§ Directions
Transcribe the listing below word for word.
## begin Records shown
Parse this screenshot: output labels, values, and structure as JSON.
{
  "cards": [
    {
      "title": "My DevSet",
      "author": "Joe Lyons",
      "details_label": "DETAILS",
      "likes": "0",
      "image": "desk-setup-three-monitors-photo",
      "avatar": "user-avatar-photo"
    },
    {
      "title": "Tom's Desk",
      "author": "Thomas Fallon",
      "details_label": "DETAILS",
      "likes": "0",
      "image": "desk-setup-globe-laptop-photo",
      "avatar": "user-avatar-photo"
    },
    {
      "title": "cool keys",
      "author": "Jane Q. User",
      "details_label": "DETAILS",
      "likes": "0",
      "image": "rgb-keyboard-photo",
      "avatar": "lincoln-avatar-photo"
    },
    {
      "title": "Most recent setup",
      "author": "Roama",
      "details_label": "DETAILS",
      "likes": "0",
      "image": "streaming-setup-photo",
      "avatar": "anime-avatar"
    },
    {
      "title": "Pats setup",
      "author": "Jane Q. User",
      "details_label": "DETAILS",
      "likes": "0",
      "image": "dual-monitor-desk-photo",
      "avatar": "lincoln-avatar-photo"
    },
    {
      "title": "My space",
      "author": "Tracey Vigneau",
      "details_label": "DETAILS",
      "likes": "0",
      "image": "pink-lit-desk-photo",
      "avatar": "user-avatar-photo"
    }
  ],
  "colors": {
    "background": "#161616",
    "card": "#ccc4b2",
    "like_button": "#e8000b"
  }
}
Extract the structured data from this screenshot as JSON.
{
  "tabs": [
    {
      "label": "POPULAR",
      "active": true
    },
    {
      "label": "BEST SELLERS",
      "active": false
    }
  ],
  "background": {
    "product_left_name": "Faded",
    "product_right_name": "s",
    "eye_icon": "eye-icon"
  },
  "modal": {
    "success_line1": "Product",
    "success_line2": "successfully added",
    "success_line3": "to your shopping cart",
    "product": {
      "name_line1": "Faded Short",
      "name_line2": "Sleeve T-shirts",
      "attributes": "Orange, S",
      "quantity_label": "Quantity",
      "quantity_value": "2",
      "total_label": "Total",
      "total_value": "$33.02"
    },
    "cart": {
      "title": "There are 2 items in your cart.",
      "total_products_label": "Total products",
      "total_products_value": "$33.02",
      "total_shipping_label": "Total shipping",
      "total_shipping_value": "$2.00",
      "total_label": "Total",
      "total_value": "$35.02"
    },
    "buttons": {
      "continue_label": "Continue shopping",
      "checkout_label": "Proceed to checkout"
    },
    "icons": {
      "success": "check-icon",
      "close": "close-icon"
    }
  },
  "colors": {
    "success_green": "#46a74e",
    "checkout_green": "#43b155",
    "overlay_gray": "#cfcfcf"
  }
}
## end Records shown
§ Reply
Parse this screenshot: output labels, values, and structure as JSON.
{
  "cards": [
    {
      "title": "My DevSet",
      "author": "Joe Lyons",
      "details_label": "DETAILS",
      "likes": "0",
      "image": "desk-setup-three-monitors-photo",
      "avatar": "user-avatar-photo"
    },
    {
      "title": "Tom's Desk",
      "author": "Thomas Fallon",
      "details_label": "DETAILS",
      "likes": "0",
      "image": "desk-setup-globe-laptop-photo",
      "avatar": "user-avatar-photo"
    },
    {
      "title": "cool keys",
      "author": "Jane Q. User",
      "details_label": "DETAILS",
      "likes": "0",
      "image": "rgb-keyboard-photo",
      "avatar": "lincoln-avatar-photo"
    },
    {
      "title": "Most recent setup",
      "author": "Roama",
      "details_label": "DETAILS",
      "likes": "0",
      "image": "streaming-setup-photo",
      "avatar": "anime-avatar"
    },
    {
      "title": "Pats setup",
      "author": "Jane Q. User",
      "details_label": "DETAILS",
      "likes": "0",
      "image": "dual-monitor-desk-photo",
      "avatar": "lincoln-avatar-photo"
    },
    {
      "title": "My space",
      "author": "Tracey Vigneau",
      "details_label": "DETAILS",
      "likes": "0",
      "image": "pink-lit-desk-photo",
      "avatar": "user-avatar-photo"
    }
  ],
  "colors": {
    "background": "#161616",
    "card": "#ccc4b2",
    "like_button": "#e8000b"
  }
}
Extract the structured data from this screenshot as JSON.
{
  "tabs": [
    {
      "label": "POPULAR",
      "active": true
    },
    {
      "label": "BEST SELLERS",
      "active": false
    }
  ],
  "background": {
    "product_left_name": "Faded",
    "product_right_name": "s",
    "eye_icon": "eye-icon"
  },
  "modal": {
    "success_line1": "Product",
    "success_line2": "successfully added",
    "success_line3": "to your shopping cart",
    "product": {
      "name_line1": "Faded Short",
      "name_line2": "Sleeve T-shirts",
      "attributes": "Orange, S",
      "quantity_label": "Quantity",
      "quantity_value": "2",
      "total_label": "Total",
      "total_value": "$33.02"
    },
    "cart": {
      "title": "There are 2 items in your cart.",
      "total_products_label": "Total products",
      "total_products_value": "$33.02",
      "total_shipping_label": "Total shipping",
      "total_shipping_value": "$2.00",
      "total_label": "Total",
      "total_value": "$35.02"
    },
    "buttons": {
      "continue_label": "Continue shopping",
      "checkout_label": "Proceed to checkout"
    },
    "icons": {
      "success": "check-icon",
      "close": "close-icon"
    }
  },
  "colors": {
    "success_green": "#46a74e",
    "checkout_green": "#43b155",
    "overlay_gray": "#cfcfcf"
  }
}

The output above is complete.